**Given data**
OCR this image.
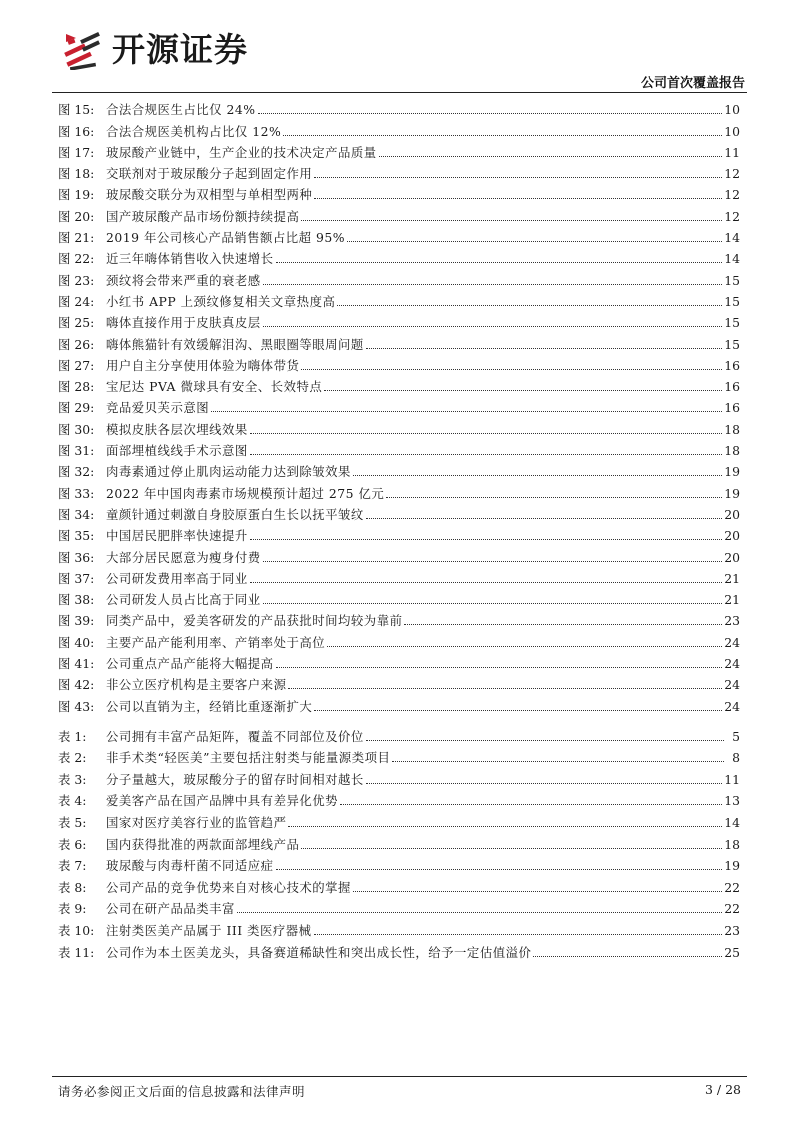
开源证券
公司首次覆盖报告
图 15: 合法合规医生占比仅 24%	10
图 16: 合法合规医美机构占比仅 12%	10
图 17: 玻尿酸产业链中，生产企业的技术决定产品质量	11
图 18: 交联剂对于玻尿酸分子起到固定作用	12
图 19: 玻尿酸交联分为双相型与单相型两种	12
图 20: 国产玻尿酸产品市场份额持续提高	12
图 21: 2019 年公司核心产品销售额占比超 95%	14
图 22: 近三年嗨体销售收入快速增长	14
图 23: 颈纹将会带来严重的衰老感	15
图 24: 小红书 APP 上颈纹修复相关文章热度高	15
图 25: 嗨体直接作用于皮肤真皮层	15
图 26: 嗨体熊猫针有效缓解泪沟、黑眼圈等眼周问题	15
图 27: 用户自主分享使用体验为嗨体带货	16
图 28: 宝尼达 PVA 微球具有安全、长效特点	16
图 29: 竞品爱贝芙示意图	16
图 30: 模拟皮肤各层次埋线效果	18
图 31: 面部埋植线线手术示意图	18
图 32: 肉毒素通过停止肌肉运动能力达到除皱效果	19
图 33: 2022 年中国肉毒素市场规模预计超过 275 亿元	19
图 34: 童颜针通过刺激自身胶原蛋白生长以抚平皱纹	20
图 35: 中国居民肥胖率快速提升	20
图 36: 大部分居民愿意为瘦身付费	20
图 37: 公司研发费用率高于同业	21
图 38: 公司研发人员占比高于同业	21
图 39: 同类产品中，爱美客研发的产品获批时间均较为靠前	23
图 40: 主要产品产能利用率、产销率处于高位	24
图 41: 公司重点产品产能将大幅提高	24
图 42: 非公立医疗机构是主要客户来源	24
图 43: 公司以直销为主，经销比重逐渐扩大	24
表 1:	公司拥有丰富产品矩阵，覆盖不同部位及价位	5
表 2:	非手术类“轻医美”主要包括注射类与能量源类项目	8
表 3:	分子量越大，玻尿酸分子的留存时间相对越长	11
表 4:	爱美客产品在国产品牌中具有差异化优势	13
表 5:	国家对医疗美容行业的监管趋严	14
表 6:	国内获得批准的两款面部埋线产品	18
表 7:	玻尿酸与肉毒杆菌不同适应症	19
表 8:	公司产品的竞争优势来自对核心技术的掌握	22
表 9:	公司在研产品品类丰富	22
表 10: 注射类医美产品属于 III 类医疗器械	23
表 11: 公司作为本土医美龙头，具备赛道稀缺性和突出成长性，给予一定估值溢价	25
请务必参阅正文后面的信息披露和法律声明	3 / 28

**Short task**
Each record above should be copied character for character, with pictures dropped.

**Right answer**
OCR this image.
开源证券
公司首次覆盖报告
图 15: 合法合规医生占比仅 24%	10
图 16: 合法合规医美机构占比仅 12%	10
图 17: 玻尿酸产业链中，生产企业的技术决定产品质量	11
图 18: 交联剂对于玻尿酸分子起到固定作用	12
图 19: 玻尿酸交联分为双相型与单相型两种	12
图 20: 国产玻尿酸产品市场份额持续提高	12
图 21: 2019 年公司核心产品销售额占比超 95%	14
图 22: 近三年嗨体销售收入快速增长	14
图 23: 颈纹将会带来严重的衰老感	15
图 24: 小红书 APP 上颈纹修复相关文章热度高	15
图 25: 嗨体直接作用于皮肤真皮层	15
图 26: 嗨体熊猫针有效缓解泪沟、黑眼圈等眼周问题	15
图 27: 用户自主分享使用体验为嗨体带货	16
图 28: 宝尼达 PVA 微球具有安全、长效特点	16
图 29: 竞品爱贝芙示意图	16
图 30: 模拟皮肤各层次埋线效果	18
图 31: 面部埋植线线手术示意图	18
图 32: 肉毒素通过停止肌肉运动能力达到除皱效果	19
图 33: 2022 年中国肉毒素市场规模预计超过 275 亿元	19
图 34: 童颜针通过刺激自身胶原蛋白生长以抚平皱纹	20
图 35: 中国居民肥胖率快速提升	20
图 36: 大部分居民愿意为瘦身付费	20
图 37: 公司研发费用率高于同业	21
图 38: 公司研发人员占比高于同业	21
图 39: 同类产品中，爱美客研发的产品获批时间均较为靠前	23
图 40: 主要产品产能利用率、产销率处于高位	24
图 41: 公司重点产品产能将大幅提高	24
图 42: 非公立医疗机构是主要客户来源	24
图 43: 公司以直销为主，经销比重逐渐扩大	24
表 1:	公司拥有丰富产品矩阵，覆盖不同部位及价位	5
表 2:	非手术类“轻医美”主要包括注射类与能量源类项目	8
表 3:	分子量越大，玻尿酸分子的留存时间相对越长	11
表 4:	爱美客产品在国产品牌中具有差异化优势	13
表 5:	国家对医疗美容行业的监管趋严	14
表 6:	国内获得批准的两款面部埋线产品	18
表 7:	玻尿酸与肉毒杆菌不同适应症	19
表 8:	公司产品的竞争优势来自对核心技术的掌握	22
表 9:	公司在研产品品类丰富	22
表 10: 注射类医美产品属于 III 类医疗器械	23
表 11: 公司作为本土医美龙头，具备赛道稀缺性和突出成长性，给予一定估值溢价	25
请务必参阅正文后面的信息披露和法律声明	3 / 28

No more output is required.